• _DIRECTIONS_
Skip the images. Copy the records exactly as written.
═══ THE DATA
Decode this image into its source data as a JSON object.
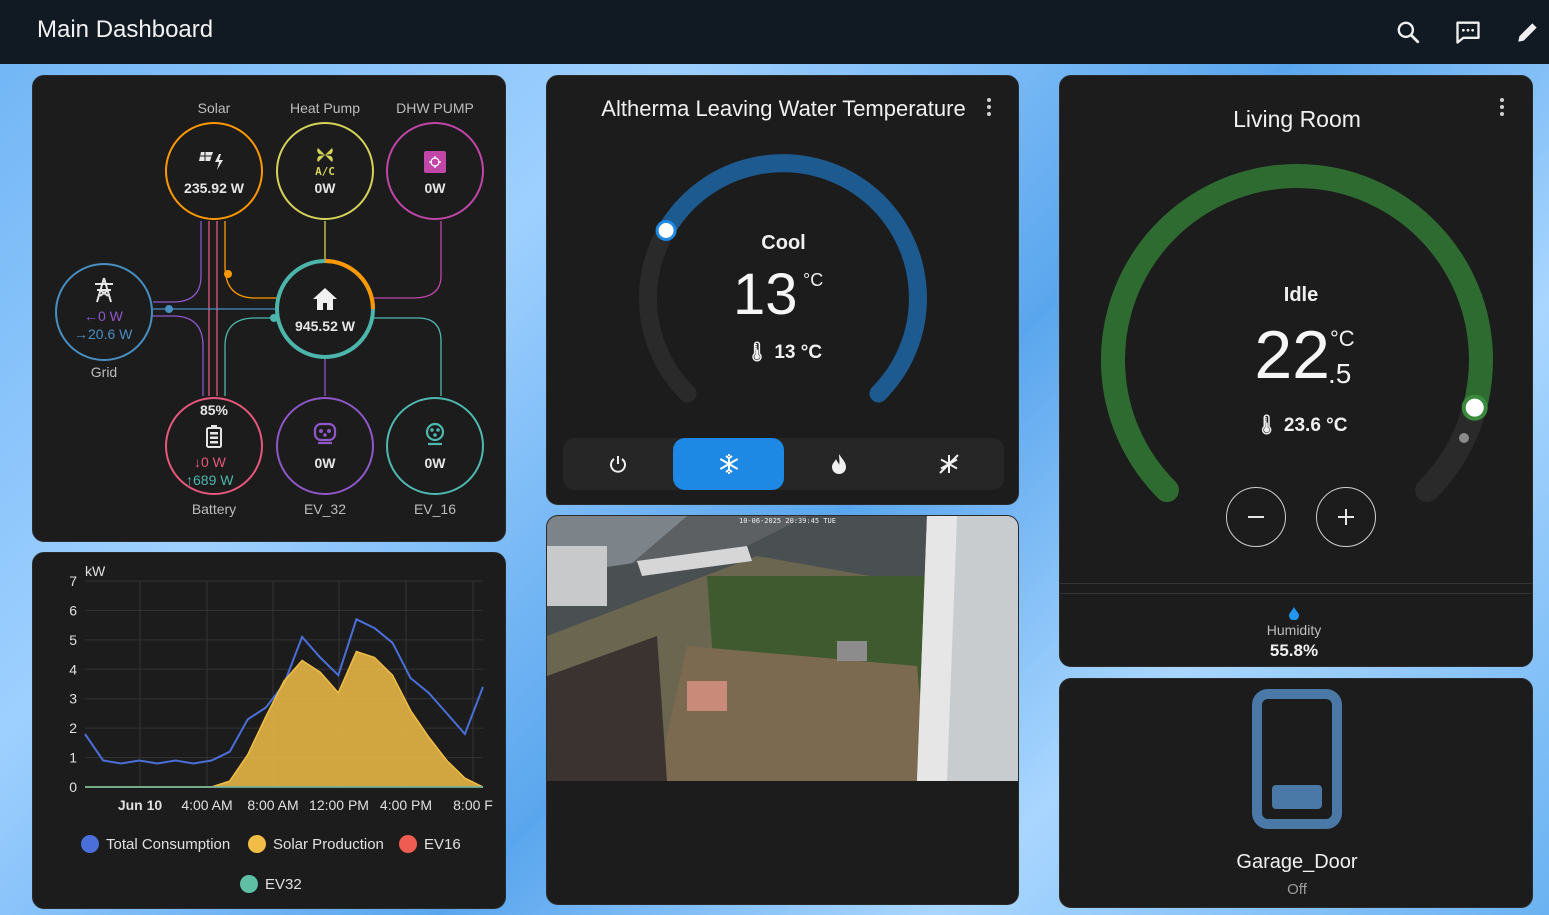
{
  "header": {
    "title": "Main Dashboard",
    "icons": [
      "search-icon",
      "chat-icon",
      "edit-icon"
    ]
  },
  "energy": {
    "solar": {
      "label": "Solar",
      "value": "235.92 W"
    },
    "heat_pump": {
      "label": "Heat Pump",
      "icon_text": "A/C",
      "value": "0W"
    },
    "dhw_pump": {
      "label": "DHW PUMP",
      "value": "0W"
    },
    "grid": {
      "label": "Grid",
      "in": "0 W",
      "out": "20.6 W"
    },
    "home": {
      "value": "945.52 W"
    },
    "battery": {
      "label": "Battery",
      "percent": "85%",
      "in": "0 W",
      "out": "689 W"
    },
    "ev32": {
      "label": "EV_32",
      "value": "0W"
    },
    "ev16": {
      "label": "EV_16",
      "value": "0W"
    },
    "colors": {
      "solar": "#ff9800",
      "heat_pump": "#d4d45a",
      "dhw": "#c046a8",
      "grid": "#488fc2",
      "home": "#4db6ac",
      "battery": "#e8577d",
      "ev32": "#8f57c8",
      "ev16": "#4fb8b0"
    }
  },
  "thermo1": {
    "title": "Altherma Leaving Water Temperature",
    "mode": "Cool",
    "target": "13",
    "unit": "°C",
    "current": "13 °C",
    "target_fraction": 0,
    "modes": [
      "power-icon",
      "snowflake-icon",
      "flame-icon",
      "auto-icon"
    ],
    "active_mode": "snowflake-icon",
    "accent": "#1e88e5"
  },
  "camera": {
    "timestamp": "10-06-2025 20:39:45 TUE"
  },
  "thermo2": {
    "title": "Living Room",
    "state": "Idle",
    "target_int": "22",
    "target_dec": ".5",
    "unit": "°C",
    "current": "23.6 °C",
    "target_fraction": 1,
    "humidity_label": "Humidity",
    "humidity_value": "55.8%",
    "accent": "#2e6b31"
  },
  "garage": {
    "name": "Garage_Door",
    "state": "Off",
    "level": 0.2,
    "accent": "#4a79a8"
  },
  "chart": {
    "unit": "kW",
    "legend": [
      {
        "name": "Total Consumption",
        "color": "#4a6fd8"
      },
      {
        "name": "Solar Production",
        "color": "#f1bd47"
      },
      {
        "name": "EV16",
        "color": "#ef5c52"
      },
      {
        "name": "EV32",
        "color": "#5fbfa5"
      }
    ]
  },
  "chart_data": {
    "type": "line",
    "ylabel": "kW",
    "ylim": [
      0,
      7
    ],
    "yticks": [
      "0",
      "1",
      "2",
      "3",
      "4",
      "5",
      "6",
      "7"
    ],
    "xticks": [
      "Jun 10",
      "4:00 AM",
      "8:00 AM",
      "12:00 PM",
      "4:00 PM",
      "8:00 F"
    ],
    "x": [
      0,
      1,
      2,
      3,
      4,
      5,
      6,
      7,
      8,
      9,
      10,
      11,
      12,
      13,
      14,
      15,
      16,
      17,
      18,
      19,
      20,
      21,
      22
    ],
    "series": [
      {
        "name": "Total Consumption",
        "values": [
          1.8,
          0.9,
          0.8,
          0.9,
          0.8,
          0.9,
          0.8,
          0.9,
          1.2,
          2.3,
          2.7,
          3.5,
          5.1,
          4.4,
          3.8,
          5.7,
          5.4,
          4.9,
          3.7,
          3.2,
          2.5,
          1.8,
          3.4
        ]
      },
      {
        "name": "Solar Production",
        "values": [
          0,
          0,
          0,
          0,
          0,
          0,
          0,
          0,
          0.2,
          1.1,
          2.4,
          3.6,
          4.3,
          3.9,
          3.2,
          4.6,
          4.4,
          3.8,
          2.6,
          1.7,
          0.9,
          0.3,
          0
        ]
      },
      {
        "name": "EV16",
        "values": [
          0,
          0,
          0,
          0,
          0,
          0,
          0,
          0,
          0,
          0,
          0,
          0,
          0,
          0,
          0,
          0,
          0,
          0,
          0,
          0,
          0,
          0,
          0
        ]
      },
      {
        "name": "EV32",
        "values": [
          0,
          0,
          0,
          0,
          0,
          0,
          0,
          0,
          0,
          0,
          0,
          0,
          0,
          0,
          0,
          0,
          0,
          0,
          0,
          0,
          0,
          0,
          0
        ]
      }
    ],
    "grid": true,
    "legend_position": "bottom"
  }
}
══════
• _RESPONSE TO THIS EXERCISE_
Decode this image into its source data as a JSON object.
{
  "header": {
    "title": "Main Dashboard",
    "icons": [
      "search-icon",
      "chat-icon",
      "edit-icon"
    ]
  },
  "energy": {
    "solar": {
      "label": "Solar",
      "value": "235.92 W"
    },
    "heat_pump": {
      "label": "Heat Pump",
      "icon_text": "A/C",
      "value": "0W"
    },
    "dhw_pump": {
      "label": "DHW PUMP",
      "value": "0W"
    },
    "grid": {
      "label": "Grid",
      "in": "0 W",
      "out": "20.6 W"
    },
    "home": {
      "value": "945.52 W"
    },
    "battery": {
      "label": "Battery",
      "percent": "85%",
      "in": "0 W",
      "out": "689 W"
    },
    "ev32": {
      "label": "EV_32",
      "value": "0W"
    },
    "ev16": {
      "label": "EV_16",
      "value": "0W"
    },
    "colors": {
      "solar": "#ff9800",
      "heat_pump": "#d4d45a",
      "dhw": "#c046a8",
      "grid": "#488fc2",
      "home": "#4db6ac",
      "battery": "#e8577d",
      "ev32": "#8f57c8",
      "ev16": "#4fb8b0"
    }
  },
  "thermo1": {
    "title": "Altherma Leaving Water Temperature",
    "mode": "Cool",
    "target": "13",
    "unit": "°C",
    "current": "13 °C",
    "target_fraction": 0,
    "modes": [
      "power-icon",
      "snowflake-icon",
      "flame-icon",
      "auto-icon"
    ],
    "active_mode": "snowflake-icon",
    "accent": "#1e88e5"
  },
  "camera": {
    "timestamp": "10-06-2025 20:39:45 TUE"
  },
  "thermo2": {
    "title": "Living Room",
    "state": "Idle",
    "target_int": "22",
    "target_dec": ".5",
    "unit": "°C",
    "current": "23.6 °C",
    "target_fraction": 1,
    "humidity_label": "Humidity",
    "humidity_value": "55.8%",
    "accent": "#2e6b31"
  },
  "garage": {
    "name": "Garage_Door",
    "state": "Off",
    "level": 0.2,
    "accent": "#4a79a8"
  },
  "chart": {
    "unit": "kW",
    "legend": [
      {
        "name": "Total Consumption",
        "color": "#4a6fd8"
      },
      {
        "name": "Solar Production",
        "color": "#f1bd47"
      },
      {
        "name": "EV16",
        "color": "#ef5c52"
      },
      {
        "name": "EV32",
        "color": "#5fbfa5"
      }
    ]
  },
  "chart_data": {
    "type": "line",
    "ylabel": "kW",
    "ylim": [
      0,
      7
    ],
    "yticks": [
      "0",
      "1",
      "2",
      "3",
      "4",
      "5",
      "6",
      "7"
    ],
    "xticks": [
      "Jun 10",
      "4:00 AM",
      "8:00 AM",
      "12:00 PM",
      "4:00 PM",
      "8:00 F"
    ],
    "x": [
      0,
      1,
      2,
      3,
      4,
      5,
      6,
      7,
      8,
      9,
      10,
      11,
      12,
      13,
      14,
      15,
      16,
      17,
      18,
      19,
      20,
      21,
      22
    ],
    "series": [
      {
        "name": "Total Consumption",
        "values": [
          1.8,
          0.9,
          0.8,
          0.9,
          0.8,
          0.9,
          0.8,
          0.9,
          1.2,
          2.3,
          2.7,
          3.5,
          5.1,
          4.4,
          3.8,
          5.7,
          5.4,
          4.9,
          3.7,
          3.2,
          2.5,
          1.8,
          3.4
        ]
      },
      {
        "name": "Solar Production",
        "values": [
          0,
          0,
          0,
          0,
          0,
          0,
          0,
          0,
          0.2,
          1.1,
          2.4,
          3.6,
          4.3,
          3.9,
          3.2,
          4.6,
          4.4,
          3.8,
          2.6,
          1.7,
          0.9,
          0.3,
          0
        ]
      },
      {
        "name": "EV16",
        "values": [
          0,
          0,
          0,
          0,
          0,
          0,
          0,
          0,
          0,
          0,
          0,
          0,
          0,
          0,
          0,
          0,
          0,
          0,
          0,
          0,
          0,
          0,
          0
        ]
      },
      {
        "name": "EV32",
        "values": [
          0,
          0,
          0,
          0,
          0,
          0,
          0,
          0,
          0,
          0,
          0,
          0,
          0,
          0,
          0,
          0,
          0,
          0,
          0,
          0,
          0,
          0,
          0
        ]
      }
    ],
    "grid": true,
    "legend_position": "bottom"
  }
}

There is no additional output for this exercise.